Rows from a dataset
══════════
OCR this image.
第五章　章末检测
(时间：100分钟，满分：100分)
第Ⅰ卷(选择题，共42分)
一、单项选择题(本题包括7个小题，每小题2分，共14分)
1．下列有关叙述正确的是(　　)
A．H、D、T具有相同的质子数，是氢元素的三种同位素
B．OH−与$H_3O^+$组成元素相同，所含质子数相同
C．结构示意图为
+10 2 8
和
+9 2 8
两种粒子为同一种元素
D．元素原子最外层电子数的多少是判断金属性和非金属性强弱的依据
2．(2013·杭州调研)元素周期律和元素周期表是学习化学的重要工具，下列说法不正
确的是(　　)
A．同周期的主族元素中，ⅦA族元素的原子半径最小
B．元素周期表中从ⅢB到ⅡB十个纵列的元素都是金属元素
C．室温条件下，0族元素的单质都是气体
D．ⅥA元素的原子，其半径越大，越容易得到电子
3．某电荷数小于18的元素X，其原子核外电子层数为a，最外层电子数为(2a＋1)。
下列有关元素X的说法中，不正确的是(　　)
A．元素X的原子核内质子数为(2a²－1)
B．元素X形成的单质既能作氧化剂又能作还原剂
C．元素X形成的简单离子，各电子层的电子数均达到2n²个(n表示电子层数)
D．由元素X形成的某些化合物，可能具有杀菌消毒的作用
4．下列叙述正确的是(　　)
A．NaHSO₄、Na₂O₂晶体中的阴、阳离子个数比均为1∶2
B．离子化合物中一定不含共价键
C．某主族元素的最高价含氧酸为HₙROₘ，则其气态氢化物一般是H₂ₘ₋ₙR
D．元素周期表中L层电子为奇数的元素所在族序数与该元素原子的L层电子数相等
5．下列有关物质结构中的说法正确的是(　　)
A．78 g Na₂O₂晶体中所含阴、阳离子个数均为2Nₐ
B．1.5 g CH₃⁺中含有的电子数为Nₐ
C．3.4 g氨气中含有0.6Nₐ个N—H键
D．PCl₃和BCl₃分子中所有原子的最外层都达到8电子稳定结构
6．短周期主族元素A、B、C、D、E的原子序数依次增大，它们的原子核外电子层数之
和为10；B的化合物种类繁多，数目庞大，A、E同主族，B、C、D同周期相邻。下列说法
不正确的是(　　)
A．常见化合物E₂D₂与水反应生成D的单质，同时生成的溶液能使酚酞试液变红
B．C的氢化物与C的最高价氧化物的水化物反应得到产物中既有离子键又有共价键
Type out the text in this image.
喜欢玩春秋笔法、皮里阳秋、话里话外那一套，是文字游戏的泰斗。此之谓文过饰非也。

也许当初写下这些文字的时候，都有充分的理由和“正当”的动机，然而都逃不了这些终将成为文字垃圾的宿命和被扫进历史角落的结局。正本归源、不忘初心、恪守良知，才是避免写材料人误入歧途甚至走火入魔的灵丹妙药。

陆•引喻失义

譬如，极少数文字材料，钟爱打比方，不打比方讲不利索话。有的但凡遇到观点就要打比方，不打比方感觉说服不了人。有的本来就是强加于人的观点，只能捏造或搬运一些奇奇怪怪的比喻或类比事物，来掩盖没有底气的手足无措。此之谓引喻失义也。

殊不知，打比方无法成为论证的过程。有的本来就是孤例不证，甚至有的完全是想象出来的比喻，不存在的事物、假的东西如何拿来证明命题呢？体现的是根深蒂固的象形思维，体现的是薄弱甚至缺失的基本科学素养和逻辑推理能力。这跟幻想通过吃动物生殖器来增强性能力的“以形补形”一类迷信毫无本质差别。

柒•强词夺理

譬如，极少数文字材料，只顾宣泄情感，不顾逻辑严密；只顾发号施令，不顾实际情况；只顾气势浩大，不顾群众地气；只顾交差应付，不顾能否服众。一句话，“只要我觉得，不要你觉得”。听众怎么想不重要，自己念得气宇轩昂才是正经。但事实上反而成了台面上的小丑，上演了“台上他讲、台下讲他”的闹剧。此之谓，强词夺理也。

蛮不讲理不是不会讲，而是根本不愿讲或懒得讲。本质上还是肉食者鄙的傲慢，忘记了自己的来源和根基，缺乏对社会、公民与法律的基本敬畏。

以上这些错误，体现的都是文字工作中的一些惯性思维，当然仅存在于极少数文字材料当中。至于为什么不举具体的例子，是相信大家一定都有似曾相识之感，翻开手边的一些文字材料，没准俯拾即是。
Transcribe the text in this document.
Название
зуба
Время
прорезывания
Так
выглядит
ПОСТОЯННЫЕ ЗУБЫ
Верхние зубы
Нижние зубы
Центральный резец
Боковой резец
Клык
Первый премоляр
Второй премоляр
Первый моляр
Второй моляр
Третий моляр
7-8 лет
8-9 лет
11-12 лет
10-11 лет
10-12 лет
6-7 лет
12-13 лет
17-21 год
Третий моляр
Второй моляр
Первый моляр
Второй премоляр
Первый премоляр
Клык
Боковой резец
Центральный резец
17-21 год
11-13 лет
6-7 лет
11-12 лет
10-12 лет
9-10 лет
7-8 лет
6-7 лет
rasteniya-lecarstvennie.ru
══════════
Write out the full set of records exactly as given.

OCR this image.
第五章　章末检测
(时间：100分钟，满分：100分)
第Ⅰ卷(选择题，共42分)
一、单项选择题(本题包括7个小题，每小题2分，共14分)
1．下列有关叙述正确的是(　　)
A．H、D、T具有相同的质子数，是氢元素的三种同位素
B．OH−与$H_3O^+$组成元素相同，所含质子数相同
C．结构示意图为
+10 2 8
和
+9 2 8
两种粒子为同一种元素
D．元素原子最外层电子数的多少是判断金属性和非金属性强弱的依据
2．(2013·杭州调研)元素周期律和元素周期表是学习化学的重要工具，下列说法不正
确的是(　　)
A．同周期的主族元素中，ⅦA族元素的原子半径最小
B．元素周期表中从ⅢB到ⅡB十个纵列的元素都是金属元素
C．室温条件下，0族元素的单质都是气体
D．ⅥA元素的原子，其半径越大，越容易得到电子
3．某电荷数小于18的元素X，其原子核外电子层数为a，最外层电子数为(2a＋1)。
下列有关元素X的说法中，不正确的是(　　)
A．元素X的原子核内质子数为(2a²－1)
B．元素X形成的单质既能作氧化剂又能作还原剂
C．元素X形成的简单离子，各电子层的电子数均达到2n²个(n表示电子层数)
D．由元素X形成的某些化合物，可能具有杀菌消毒的作用
4．下列叙述正确的是(　　)
A．NaHSO₄、Na₂O₂晶体中的阴、阳离子个数比均为1∶2
B．离子化合物中一定不含共价键
C．某主族元素的最高价含氧酸为HₙROₘ，则其气态氢化物一般是H₂ₘ₋ₙR
D．元素周期表中L层电子为奇数的元素所在族序数与该元素原子的L层电子数相等
5．下列有关物质结构中的说法正确的是(　　)
A．78 g Na₂O₂晶体中所含阴、阳离子个数均为2Nₐ
B．1.5 g CH₃⁺中含有的电子数为Nₐ
C．3.4 g氨气中含有0.6Nₐ个N—H键
D．PCl₃和BCl₃分子中所有原子的最外层都达到8电子稳定结构
6．短周期主族元素A、B、C、D、E的原子序数依次增大，它们的原子核外电子层数之
和为10；B的化合物种类繁多，数目庞大，A、E同主族，B、C、D同周期相邻。下列说法
不正确的是(　　)
A．常见化合物E₂D₂与水反应生成D的单质，同时生成的溶液能使酚酞试液变红
B．C的氢化物与C的最高价氧化物的水化物反应得到产物中既有离子键又有共价键
Type out the text in this image.
喜欢玩春秋笔法、皮里阳秋、话里话外那一套，是文字游戏的泰斗。此之谓文过饰非也。

也许当初写下这些文字的时候，都有充分的理由和“正当”的动机，然而都逃不了这些终将成为文字垃圾的宿命和被扫进历史角落的结局。正本归源、不忘初心、恪守良知，才是避免写材料人误入歧途甚至走火入魔的灵丹妙药。

陆•引喻失义

譬如，极少数文字材料，钟爱打比方，不打比方讲不利索话。有的但凡遇到观点就要打比方，不打比方感觉说服不了人。有的本来就是强加于人的观点，只能捏造或搬运一些奇奇怪怪的比喻或类比事物，来掩盖没有底气的手足无措。此之谓引喻失义也。

殊不知，打比方无法成为论证的过程。有的本来就是孤例不证，甚至有的完全是想象出来的比喻，不存在的事物、假的东西如何拿来证明命题呢？体现的是根深蒂固的象形思维，体现的是薄弱甚至缺失的基本科学素养和逻辑推理能力。这跟幻想通过吃动物生殖器来增强性能力的“以形补形”一类迷信毫无本质差别。

柒•强词夺理

譬如，极少数文字材料，只顾宣泄情感，不顾逻辑严密；只顾发号施令，不顾实际情况；只顾气势浩大，不顾群众地气；只顾交差应付，不顾能否服众。一句话，“只要我觉得，不要你觉得”。听众怎么想不重要，自己念得气宇轩昂才是正经。但事实上反而成了台面上的小丑，上演了“台上他讲、台下讲他”的闹剧。此之谓，强词夺理也。

蛮不讲理不是不会讲，而是根本不愿讲或懒得讲。本质上还是肉食者鄙的傲慢，忘记了自己的来源和根基，缺乏对社会、公民与法律的基本敬畏。

以上这些错误，体现的都是文字工作中的一些惯性思维，当然仅存在于极少数文字材料当中。至于为什么不举具体的例子，是相信大家一定都有似曾相识之感，翻开手边的一些文字材料，没准俯拾即是。
Transcribe the text in this document.
Название
зуба
Время
прорезывания
Так
выглядит
ПОСТОЯННЫЕ ЗУБЫ
Верхние зубы
Нижние зубы
Центральный резец
Боковой резец
Клык
Первый премоляр
Второй премоляр
Первый моляр
Второй моляр
Третий моляр
7-8 лет
8-9 лет
11-12 лет
10-11 лет
10-12 лет
6-7 лет
12-13 лет
17-21 год
Третий моляр
Второй моляр
Первый моляр
Второй премоляр
Первый премоляр
Клык
Боковой резец
Центральный резец
17-21 год
11-13 лет
6-7 лет
11-12 лет
10-12 лет
9-10 лет
7-8 лет
6-7 лет
rasteniya-lecarstvennie.ru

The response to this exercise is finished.